#### Record extracts
◆ ◆ ◆ ◆ ◆ ◆ ◆

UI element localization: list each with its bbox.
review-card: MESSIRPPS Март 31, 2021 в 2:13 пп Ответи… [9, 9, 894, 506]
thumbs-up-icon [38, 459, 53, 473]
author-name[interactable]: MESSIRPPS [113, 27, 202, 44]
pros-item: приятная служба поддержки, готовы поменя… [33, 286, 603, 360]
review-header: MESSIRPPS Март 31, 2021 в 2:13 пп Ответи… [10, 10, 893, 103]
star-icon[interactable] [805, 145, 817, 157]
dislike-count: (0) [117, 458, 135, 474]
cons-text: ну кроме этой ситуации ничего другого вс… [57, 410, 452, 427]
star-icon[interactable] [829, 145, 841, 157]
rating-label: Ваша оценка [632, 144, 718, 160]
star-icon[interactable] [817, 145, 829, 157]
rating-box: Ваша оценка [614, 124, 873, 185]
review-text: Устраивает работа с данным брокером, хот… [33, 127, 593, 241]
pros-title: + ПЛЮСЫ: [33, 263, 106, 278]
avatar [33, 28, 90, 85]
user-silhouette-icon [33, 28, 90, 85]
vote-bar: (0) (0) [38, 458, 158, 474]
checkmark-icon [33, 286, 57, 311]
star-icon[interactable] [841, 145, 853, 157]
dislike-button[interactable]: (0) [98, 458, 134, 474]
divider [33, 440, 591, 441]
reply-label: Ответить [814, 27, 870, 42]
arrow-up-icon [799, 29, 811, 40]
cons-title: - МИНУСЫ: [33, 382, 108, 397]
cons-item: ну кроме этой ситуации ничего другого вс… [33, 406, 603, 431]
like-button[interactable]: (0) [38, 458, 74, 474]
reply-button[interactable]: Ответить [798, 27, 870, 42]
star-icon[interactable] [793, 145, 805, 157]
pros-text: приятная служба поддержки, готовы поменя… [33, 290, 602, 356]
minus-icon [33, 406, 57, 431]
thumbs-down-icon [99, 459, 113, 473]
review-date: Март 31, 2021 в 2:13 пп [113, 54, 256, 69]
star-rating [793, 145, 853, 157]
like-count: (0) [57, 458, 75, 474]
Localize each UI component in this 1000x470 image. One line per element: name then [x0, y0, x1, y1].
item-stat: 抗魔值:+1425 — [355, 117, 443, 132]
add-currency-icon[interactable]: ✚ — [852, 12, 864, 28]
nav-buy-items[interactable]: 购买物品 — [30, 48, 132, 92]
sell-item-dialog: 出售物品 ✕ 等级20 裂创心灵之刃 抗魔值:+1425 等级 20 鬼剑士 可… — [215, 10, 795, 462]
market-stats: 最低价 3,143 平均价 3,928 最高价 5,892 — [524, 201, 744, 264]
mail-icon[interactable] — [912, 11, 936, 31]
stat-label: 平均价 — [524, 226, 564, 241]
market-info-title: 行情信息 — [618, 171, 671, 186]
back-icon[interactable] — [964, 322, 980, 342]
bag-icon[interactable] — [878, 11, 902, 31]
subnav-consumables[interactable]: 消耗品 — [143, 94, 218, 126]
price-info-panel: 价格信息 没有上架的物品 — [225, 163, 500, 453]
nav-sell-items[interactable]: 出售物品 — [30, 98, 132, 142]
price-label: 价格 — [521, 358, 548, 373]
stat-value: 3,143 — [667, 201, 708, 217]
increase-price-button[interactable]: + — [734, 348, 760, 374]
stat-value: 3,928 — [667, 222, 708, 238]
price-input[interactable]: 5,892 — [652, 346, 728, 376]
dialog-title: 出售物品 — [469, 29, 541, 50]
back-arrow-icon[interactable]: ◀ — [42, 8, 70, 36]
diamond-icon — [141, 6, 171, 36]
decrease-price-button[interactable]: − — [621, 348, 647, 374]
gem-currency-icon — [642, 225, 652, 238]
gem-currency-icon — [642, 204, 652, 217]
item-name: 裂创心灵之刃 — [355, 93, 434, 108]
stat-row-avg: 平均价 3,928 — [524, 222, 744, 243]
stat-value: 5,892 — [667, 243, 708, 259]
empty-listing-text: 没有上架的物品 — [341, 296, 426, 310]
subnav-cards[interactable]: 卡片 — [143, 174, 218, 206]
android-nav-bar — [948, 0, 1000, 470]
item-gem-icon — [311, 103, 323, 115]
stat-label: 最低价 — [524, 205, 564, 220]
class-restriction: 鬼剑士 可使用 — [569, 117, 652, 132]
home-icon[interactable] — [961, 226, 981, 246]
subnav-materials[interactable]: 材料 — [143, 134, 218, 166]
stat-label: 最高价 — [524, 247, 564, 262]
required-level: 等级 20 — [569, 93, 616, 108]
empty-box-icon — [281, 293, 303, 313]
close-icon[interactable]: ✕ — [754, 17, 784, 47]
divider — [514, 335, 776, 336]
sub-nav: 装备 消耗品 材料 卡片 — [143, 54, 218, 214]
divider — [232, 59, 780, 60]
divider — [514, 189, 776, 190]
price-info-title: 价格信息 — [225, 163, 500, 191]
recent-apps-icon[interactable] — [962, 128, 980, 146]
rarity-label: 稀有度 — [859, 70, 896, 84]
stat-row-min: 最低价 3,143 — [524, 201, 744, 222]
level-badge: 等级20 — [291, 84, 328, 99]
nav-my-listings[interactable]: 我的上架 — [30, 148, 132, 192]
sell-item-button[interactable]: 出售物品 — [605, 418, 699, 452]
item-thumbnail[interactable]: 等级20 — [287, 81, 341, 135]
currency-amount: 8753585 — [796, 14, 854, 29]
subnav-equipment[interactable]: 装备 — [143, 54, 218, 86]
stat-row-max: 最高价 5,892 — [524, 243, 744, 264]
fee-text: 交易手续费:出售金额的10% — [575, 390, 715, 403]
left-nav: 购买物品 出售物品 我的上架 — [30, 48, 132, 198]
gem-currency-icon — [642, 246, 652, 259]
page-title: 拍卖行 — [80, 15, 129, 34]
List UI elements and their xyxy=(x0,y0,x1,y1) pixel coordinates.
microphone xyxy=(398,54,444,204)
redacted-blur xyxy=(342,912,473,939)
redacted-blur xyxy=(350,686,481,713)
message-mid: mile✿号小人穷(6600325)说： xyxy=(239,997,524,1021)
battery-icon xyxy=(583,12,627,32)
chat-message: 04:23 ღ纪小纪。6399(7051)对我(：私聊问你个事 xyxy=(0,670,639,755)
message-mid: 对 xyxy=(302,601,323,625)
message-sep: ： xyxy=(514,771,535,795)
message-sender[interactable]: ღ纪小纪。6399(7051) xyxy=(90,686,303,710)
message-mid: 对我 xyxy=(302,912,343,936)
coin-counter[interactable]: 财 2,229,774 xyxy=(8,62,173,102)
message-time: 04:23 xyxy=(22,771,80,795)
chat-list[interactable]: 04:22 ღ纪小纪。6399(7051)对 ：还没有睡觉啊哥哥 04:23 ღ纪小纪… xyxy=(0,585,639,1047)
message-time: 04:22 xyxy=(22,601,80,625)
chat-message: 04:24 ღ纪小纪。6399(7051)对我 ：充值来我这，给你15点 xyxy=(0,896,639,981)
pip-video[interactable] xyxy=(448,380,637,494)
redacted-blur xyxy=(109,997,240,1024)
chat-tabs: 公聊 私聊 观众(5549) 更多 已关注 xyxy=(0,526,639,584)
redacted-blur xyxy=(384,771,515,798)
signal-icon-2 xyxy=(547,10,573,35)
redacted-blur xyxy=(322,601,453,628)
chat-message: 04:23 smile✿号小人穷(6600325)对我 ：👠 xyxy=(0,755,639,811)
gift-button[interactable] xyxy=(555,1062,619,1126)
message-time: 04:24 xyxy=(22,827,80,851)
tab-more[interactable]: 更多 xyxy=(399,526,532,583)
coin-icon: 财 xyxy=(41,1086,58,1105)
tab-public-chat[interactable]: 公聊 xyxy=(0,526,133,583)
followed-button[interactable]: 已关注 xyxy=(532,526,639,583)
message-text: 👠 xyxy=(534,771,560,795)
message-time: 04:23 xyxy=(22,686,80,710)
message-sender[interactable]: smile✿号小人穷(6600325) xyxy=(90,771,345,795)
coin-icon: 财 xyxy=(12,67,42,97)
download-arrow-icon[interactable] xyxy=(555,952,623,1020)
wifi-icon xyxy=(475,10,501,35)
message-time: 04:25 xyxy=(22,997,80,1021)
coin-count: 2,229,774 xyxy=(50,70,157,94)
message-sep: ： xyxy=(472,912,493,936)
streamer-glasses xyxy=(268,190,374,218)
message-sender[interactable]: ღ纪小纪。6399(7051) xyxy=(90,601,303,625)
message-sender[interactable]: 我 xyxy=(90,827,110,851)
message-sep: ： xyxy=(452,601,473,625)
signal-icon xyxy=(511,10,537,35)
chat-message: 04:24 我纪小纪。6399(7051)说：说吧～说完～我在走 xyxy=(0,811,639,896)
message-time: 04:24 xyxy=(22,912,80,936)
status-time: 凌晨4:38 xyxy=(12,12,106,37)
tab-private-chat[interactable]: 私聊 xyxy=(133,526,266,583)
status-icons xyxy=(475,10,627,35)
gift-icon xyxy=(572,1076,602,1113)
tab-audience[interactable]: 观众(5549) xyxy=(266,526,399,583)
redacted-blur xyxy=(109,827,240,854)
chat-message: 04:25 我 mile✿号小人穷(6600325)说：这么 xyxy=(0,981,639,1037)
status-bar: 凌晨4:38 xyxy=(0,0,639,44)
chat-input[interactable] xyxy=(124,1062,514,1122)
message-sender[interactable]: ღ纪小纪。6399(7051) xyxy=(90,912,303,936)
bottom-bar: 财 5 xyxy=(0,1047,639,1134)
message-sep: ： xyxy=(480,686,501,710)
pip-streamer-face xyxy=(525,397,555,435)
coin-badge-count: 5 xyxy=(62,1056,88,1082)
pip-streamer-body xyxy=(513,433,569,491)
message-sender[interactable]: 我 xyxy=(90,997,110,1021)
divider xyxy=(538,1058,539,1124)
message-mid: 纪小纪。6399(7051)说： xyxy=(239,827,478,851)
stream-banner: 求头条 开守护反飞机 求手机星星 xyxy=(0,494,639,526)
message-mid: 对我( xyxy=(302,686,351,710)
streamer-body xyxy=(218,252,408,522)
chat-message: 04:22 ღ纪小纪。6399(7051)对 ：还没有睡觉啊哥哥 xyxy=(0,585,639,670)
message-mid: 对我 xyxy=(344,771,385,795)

◆ ◆ ◆ ◆ ◆ ◆ ◆

#### What you should do
Reproduce the listing word for word, starting at its first line and ending with the line that has "dislike-count: (0) [117, 458, 135, 474]", including both of those lines.

#### Reply
UI element localization: list each with its bbox.
review-card: MESSIRPPS Март 31, 2021 в 2:13 пп Ответи… [9, 9, 894, 506]
thumbs-up-icon [38, 459, 53, 473]
author-name[interactable]: MESSIRPPS [113, 27, 202, 44]
pros-item: приятная служба поддержки, готовы поменя… [33, 286, 603, 360]
review-header: MESSIRPPS Март 31, 2021 в 2:13 пп Ответи… [10, 10, 893, 103]
star-icon[interactable] [805, 145, 817, 157]
dislike-count: (0) [117, 458, 135, 474]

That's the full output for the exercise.